Directions for this task: Look through the data for the string "Silva". Copy every line where it is found.
* BEGIN Data for this task *
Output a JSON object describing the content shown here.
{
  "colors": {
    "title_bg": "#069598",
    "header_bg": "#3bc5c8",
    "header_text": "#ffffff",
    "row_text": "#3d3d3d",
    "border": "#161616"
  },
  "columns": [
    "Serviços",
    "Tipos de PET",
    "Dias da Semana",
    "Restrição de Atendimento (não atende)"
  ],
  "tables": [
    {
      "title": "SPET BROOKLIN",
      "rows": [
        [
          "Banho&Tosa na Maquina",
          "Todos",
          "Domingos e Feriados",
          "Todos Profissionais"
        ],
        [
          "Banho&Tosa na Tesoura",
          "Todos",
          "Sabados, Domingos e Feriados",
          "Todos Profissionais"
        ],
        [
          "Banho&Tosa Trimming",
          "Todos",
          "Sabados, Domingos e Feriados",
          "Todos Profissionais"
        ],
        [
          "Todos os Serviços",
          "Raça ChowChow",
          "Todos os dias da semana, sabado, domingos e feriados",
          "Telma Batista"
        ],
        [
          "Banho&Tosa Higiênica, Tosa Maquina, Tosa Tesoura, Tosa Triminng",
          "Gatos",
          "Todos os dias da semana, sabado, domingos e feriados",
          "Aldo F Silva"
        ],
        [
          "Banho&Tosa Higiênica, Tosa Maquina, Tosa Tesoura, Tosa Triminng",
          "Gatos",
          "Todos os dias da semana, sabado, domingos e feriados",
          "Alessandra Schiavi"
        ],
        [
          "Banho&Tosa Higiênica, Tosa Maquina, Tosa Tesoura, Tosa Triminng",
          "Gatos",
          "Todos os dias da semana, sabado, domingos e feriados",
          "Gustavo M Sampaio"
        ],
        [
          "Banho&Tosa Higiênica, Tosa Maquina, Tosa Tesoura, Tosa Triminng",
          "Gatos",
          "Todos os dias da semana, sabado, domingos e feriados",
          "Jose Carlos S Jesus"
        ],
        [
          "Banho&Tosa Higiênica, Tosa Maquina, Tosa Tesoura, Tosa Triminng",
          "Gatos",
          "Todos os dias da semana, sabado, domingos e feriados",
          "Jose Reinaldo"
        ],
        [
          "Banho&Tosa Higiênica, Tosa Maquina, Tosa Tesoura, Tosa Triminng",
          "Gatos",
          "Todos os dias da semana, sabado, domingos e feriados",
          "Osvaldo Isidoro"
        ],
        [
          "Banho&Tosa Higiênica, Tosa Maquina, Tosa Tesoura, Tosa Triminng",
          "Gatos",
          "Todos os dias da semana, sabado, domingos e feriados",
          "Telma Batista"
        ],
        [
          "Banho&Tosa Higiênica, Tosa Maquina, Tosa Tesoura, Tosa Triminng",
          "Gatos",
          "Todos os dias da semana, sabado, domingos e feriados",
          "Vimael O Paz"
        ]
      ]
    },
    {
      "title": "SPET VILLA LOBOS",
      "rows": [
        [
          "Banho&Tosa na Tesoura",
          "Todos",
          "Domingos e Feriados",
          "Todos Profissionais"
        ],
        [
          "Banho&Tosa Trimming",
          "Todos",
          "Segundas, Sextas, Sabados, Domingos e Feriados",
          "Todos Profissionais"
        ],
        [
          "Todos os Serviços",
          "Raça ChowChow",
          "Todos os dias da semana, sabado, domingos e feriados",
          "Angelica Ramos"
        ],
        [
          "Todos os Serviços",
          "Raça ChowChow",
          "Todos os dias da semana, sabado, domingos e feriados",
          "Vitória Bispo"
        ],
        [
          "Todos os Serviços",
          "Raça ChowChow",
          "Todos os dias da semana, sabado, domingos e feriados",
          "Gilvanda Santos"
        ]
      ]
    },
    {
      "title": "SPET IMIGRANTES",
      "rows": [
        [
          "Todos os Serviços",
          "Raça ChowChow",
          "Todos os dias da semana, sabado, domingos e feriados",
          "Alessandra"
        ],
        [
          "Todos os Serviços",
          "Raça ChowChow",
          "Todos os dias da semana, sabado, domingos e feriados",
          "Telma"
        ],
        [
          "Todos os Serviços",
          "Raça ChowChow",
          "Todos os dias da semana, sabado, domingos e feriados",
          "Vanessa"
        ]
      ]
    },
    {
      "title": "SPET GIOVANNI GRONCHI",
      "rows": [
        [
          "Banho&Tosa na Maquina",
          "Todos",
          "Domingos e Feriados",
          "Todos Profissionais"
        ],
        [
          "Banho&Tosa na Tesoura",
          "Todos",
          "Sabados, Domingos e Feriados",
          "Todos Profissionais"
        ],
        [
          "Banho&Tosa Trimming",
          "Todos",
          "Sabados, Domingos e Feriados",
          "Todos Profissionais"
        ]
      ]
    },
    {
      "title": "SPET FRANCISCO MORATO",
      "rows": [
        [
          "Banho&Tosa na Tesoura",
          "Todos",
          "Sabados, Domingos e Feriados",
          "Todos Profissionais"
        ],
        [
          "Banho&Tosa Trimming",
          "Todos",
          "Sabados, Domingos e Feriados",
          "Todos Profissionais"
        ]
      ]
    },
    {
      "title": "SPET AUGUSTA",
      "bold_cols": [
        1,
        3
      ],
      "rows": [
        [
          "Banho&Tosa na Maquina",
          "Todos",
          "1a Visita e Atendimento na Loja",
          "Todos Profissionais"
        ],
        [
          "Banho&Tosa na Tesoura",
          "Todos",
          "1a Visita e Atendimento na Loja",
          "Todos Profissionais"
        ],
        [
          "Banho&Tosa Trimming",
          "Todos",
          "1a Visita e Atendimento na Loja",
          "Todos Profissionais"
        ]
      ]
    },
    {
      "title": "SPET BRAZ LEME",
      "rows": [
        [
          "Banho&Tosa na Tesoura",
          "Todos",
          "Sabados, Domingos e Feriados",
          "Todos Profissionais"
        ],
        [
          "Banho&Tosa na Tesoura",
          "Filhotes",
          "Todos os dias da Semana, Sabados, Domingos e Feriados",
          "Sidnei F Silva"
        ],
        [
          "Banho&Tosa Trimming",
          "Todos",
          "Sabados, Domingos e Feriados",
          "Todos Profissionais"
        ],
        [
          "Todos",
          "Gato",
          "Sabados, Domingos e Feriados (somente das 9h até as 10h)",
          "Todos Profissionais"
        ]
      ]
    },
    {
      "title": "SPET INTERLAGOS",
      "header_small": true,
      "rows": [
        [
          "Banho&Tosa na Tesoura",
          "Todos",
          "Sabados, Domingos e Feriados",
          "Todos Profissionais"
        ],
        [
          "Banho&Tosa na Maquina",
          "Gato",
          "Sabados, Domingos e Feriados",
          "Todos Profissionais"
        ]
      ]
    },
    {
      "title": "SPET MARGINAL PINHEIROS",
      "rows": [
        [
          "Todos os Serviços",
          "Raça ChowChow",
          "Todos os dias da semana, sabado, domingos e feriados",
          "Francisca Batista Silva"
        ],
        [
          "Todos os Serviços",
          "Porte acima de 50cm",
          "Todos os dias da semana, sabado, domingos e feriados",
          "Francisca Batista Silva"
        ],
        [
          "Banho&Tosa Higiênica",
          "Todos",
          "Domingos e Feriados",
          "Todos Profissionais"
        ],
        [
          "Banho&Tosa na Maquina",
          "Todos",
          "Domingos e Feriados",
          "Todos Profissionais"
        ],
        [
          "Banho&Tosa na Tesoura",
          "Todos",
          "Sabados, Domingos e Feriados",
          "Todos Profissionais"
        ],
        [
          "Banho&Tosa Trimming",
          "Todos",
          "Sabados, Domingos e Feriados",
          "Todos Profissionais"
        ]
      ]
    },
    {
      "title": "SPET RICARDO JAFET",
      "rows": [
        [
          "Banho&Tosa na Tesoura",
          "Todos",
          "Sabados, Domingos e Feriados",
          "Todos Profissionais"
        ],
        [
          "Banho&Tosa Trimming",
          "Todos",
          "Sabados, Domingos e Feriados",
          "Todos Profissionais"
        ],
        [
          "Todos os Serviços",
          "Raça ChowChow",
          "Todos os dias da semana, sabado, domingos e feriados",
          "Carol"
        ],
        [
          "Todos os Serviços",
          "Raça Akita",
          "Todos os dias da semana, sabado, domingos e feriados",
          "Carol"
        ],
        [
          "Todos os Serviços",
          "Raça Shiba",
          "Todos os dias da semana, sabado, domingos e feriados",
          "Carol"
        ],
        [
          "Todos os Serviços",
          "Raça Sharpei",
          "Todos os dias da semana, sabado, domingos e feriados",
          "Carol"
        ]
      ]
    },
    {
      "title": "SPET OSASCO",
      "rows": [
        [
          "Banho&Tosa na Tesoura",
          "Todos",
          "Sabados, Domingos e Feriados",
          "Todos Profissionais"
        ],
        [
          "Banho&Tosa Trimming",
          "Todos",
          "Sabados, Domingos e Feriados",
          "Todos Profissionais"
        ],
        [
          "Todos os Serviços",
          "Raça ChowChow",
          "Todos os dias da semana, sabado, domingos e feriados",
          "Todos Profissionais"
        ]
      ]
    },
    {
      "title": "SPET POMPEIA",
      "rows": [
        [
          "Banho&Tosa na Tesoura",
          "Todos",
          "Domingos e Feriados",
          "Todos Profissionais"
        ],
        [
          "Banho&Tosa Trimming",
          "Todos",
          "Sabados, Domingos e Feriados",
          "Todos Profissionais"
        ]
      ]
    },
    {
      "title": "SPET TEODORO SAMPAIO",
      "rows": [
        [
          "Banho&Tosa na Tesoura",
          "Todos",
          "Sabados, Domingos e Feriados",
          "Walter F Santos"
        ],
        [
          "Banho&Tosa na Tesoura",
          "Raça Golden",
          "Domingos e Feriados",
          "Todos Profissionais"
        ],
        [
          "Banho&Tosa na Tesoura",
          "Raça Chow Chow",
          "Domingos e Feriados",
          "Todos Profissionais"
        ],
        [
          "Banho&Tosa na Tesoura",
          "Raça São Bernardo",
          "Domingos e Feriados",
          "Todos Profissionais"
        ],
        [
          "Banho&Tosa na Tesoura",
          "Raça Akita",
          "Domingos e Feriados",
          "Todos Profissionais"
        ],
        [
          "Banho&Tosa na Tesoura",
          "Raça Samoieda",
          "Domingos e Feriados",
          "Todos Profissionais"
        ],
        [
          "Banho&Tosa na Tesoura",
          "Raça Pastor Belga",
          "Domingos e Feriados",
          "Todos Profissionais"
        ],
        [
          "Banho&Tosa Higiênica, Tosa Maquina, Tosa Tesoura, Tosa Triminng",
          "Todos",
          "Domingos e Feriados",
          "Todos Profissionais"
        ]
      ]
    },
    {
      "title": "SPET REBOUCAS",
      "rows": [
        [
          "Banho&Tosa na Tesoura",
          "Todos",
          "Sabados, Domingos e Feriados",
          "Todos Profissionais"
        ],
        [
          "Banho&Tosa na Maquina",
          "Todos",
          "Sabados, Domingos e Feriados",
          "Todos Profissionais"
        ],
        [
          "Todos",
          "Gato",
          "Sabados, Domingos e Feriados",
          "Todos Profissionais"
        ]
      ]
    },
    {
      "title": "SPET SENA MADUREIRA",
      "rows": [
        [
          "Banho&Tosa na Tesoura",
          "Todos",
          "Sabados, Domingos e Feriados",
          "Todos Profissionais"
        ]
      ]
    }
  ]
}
* END Data for this task *
Answer for the task:
          "Aldo F Silva"
          "Sidnei F Silva"
          "Francisca Batista Silva"
          "Francisca Batista Silva"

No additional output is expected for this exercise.